MATERIAL SUPPLIED ->
** start **

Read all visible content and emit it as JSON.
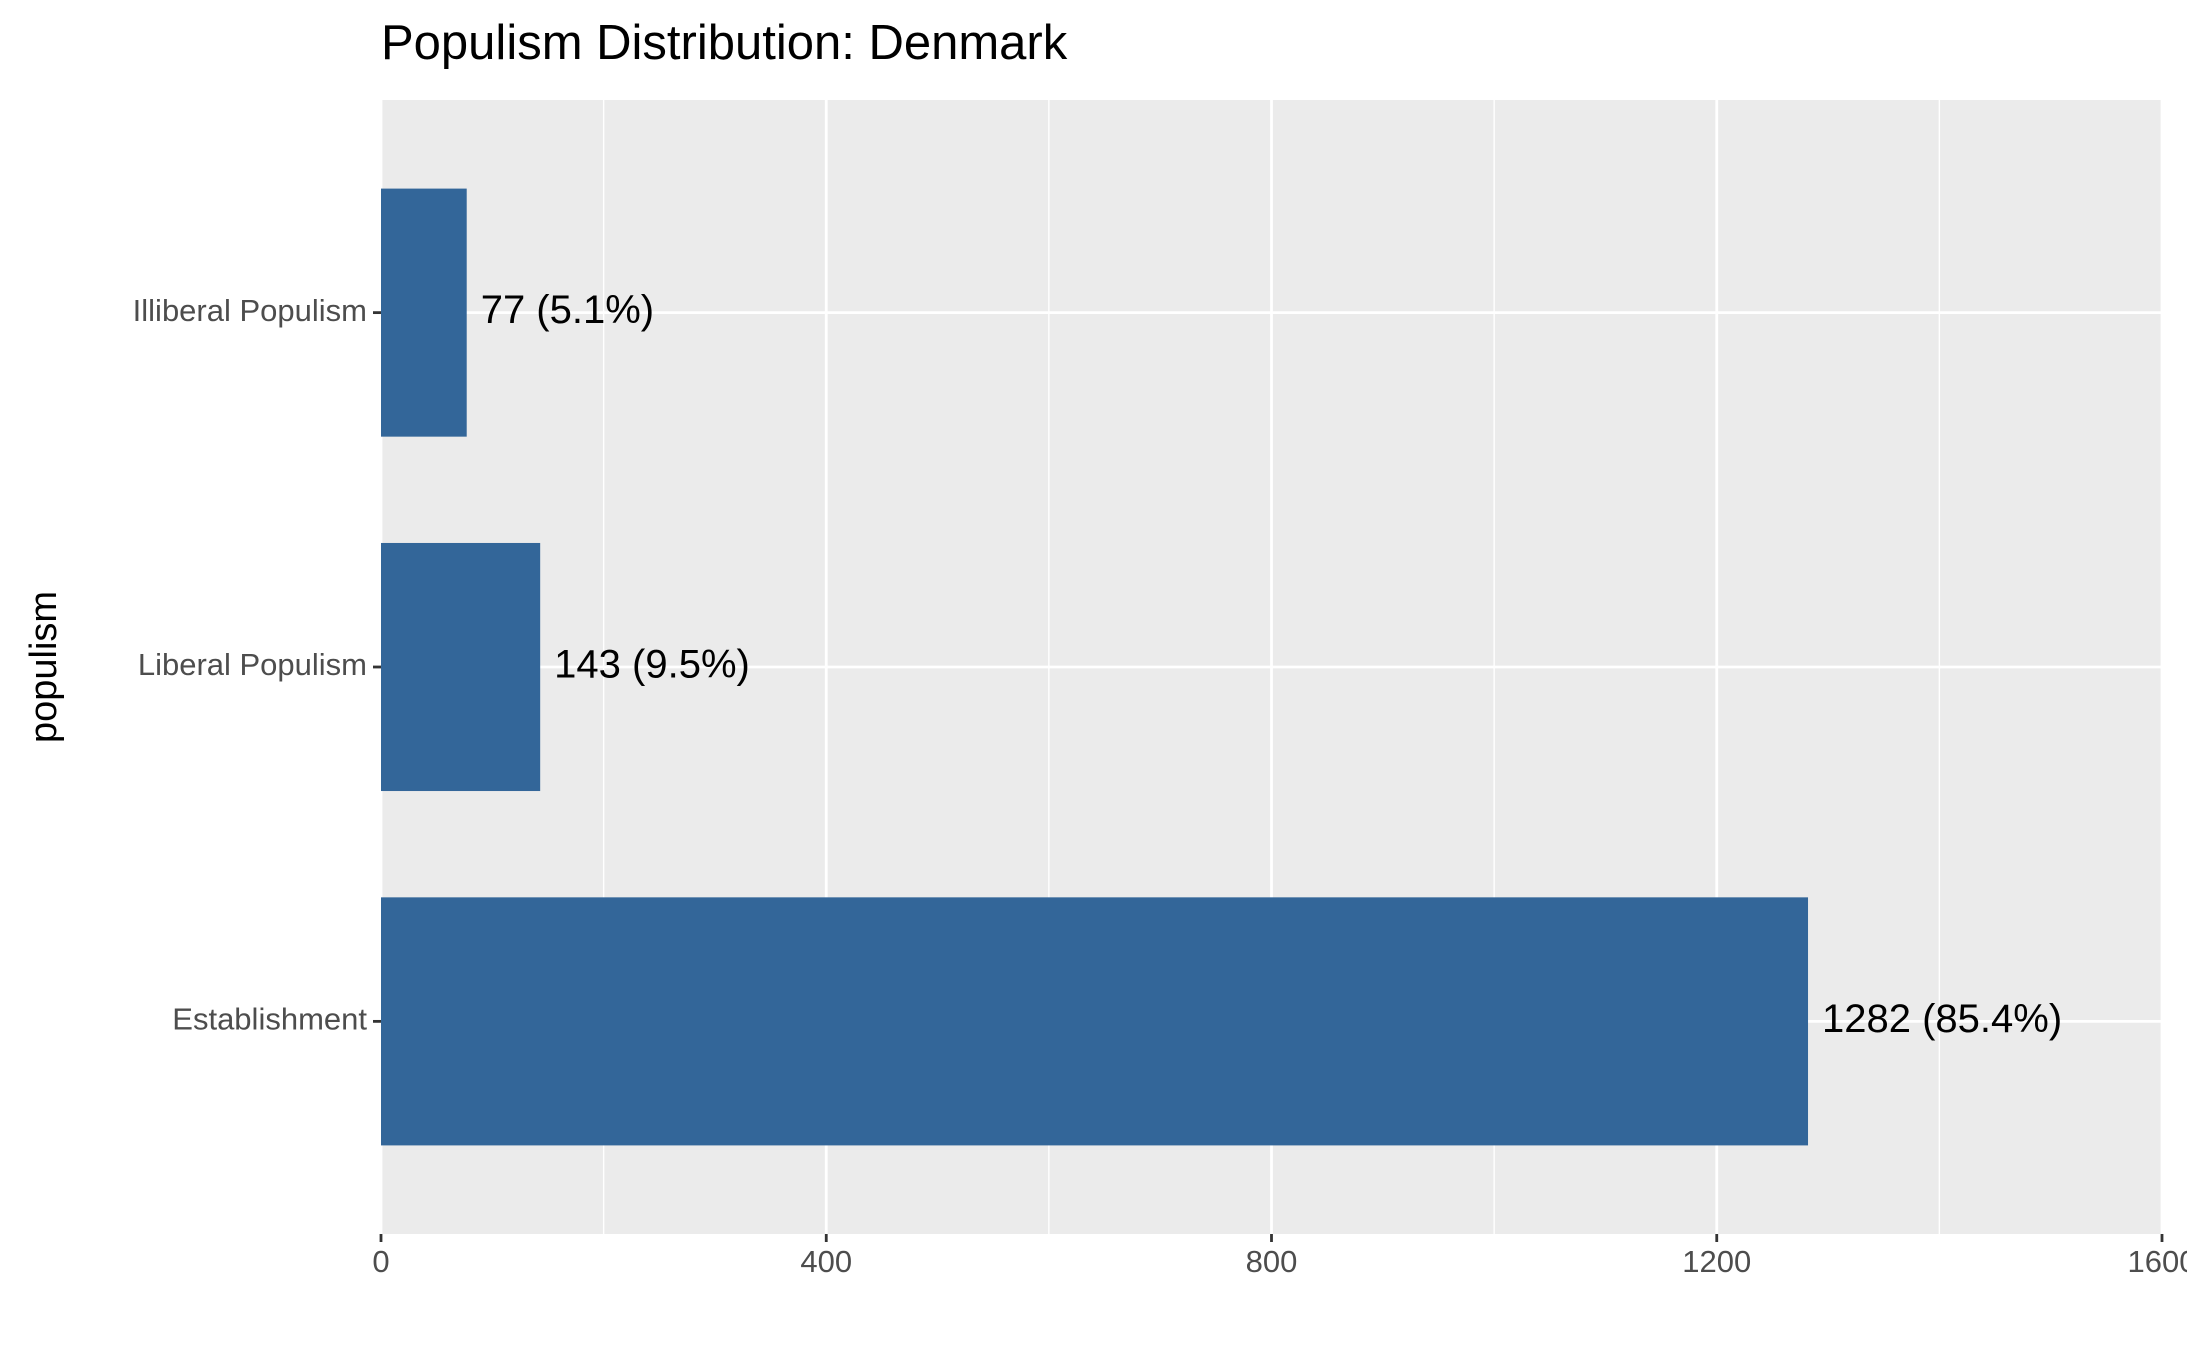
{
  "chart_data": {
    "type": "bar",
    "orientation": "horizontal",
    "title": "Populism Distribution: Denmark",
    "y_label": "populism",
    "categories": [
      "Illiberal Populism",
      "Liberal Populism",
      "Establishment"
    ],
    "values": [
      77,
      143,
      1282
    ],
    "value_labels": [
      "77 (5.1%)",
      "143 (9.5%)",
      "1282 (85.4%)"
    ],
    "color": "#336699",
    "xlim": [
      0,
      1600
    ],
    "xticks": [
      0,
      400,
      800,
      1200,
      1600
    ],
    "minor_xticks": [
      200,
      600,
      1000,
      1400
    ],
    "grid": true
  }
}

** end **
** start **

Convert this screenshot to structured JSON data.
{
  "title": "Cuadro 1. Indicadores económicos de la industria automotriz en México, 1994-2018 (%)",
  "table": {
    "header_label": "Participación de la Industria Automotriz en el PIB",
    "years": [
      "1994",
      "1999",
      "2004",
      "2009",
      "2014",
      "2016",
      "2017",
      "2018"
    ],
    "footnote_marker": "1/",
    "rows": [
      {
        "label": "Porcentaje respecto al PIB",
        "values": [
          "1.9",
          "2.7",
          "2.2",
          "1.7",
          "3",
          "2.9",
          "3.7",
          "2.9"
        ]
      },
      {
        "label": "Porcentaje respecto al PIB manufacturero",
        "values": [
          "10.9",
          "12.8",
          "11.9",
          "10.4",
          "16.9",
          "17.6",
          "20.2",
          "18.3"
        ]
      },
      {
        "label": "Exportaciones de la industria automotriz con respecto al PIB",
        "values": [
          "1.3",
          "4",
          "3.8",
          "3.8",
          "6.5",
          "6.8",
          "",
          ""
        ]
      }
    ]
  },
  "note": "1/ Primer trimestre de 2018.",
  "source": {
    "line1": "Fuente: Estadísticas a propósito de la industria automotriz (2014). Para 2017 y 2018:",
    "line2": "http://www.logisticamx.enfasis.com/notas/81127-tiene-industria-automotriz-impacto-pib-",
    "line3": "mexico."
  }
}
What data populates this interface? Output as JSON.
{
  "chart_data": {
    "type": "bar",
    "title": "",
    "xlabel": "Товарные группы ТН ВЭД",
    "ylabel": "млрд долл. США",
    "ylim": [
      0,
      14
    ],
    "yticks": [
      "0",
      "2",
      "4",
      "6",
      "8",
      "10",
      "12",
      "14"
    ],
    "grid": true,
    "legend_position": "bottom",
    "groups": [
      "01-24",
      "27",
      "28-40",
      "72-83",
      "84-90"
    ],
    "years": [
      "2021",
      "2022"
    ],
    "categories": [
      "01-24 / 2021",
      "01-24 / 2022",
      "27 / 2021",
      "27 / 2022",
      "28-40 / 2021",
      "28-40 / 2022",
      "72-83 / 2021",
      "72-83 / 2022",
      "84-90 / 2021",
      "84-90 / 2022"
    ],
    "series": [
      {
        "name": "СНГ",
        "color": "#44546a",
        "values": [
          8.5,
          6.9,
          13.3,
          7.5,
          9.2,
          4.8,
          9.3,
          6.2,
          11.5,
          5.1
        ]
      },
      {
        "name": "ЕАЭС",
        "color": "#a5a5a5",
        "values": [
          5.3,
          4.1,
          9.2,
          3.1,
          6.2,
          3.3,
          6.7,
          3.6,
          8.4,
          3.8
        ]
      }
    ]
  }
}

** end **

DO THIS -> Read the entries above, then pull out the lines that include "title".

THE SOLUTION ->
    "title": "Populism Distribution: Denmark",
  "title": "Cuadro 1. Indicadores económicos de la industria automotriz en México, 1994-2018 (%)",
    "title": "",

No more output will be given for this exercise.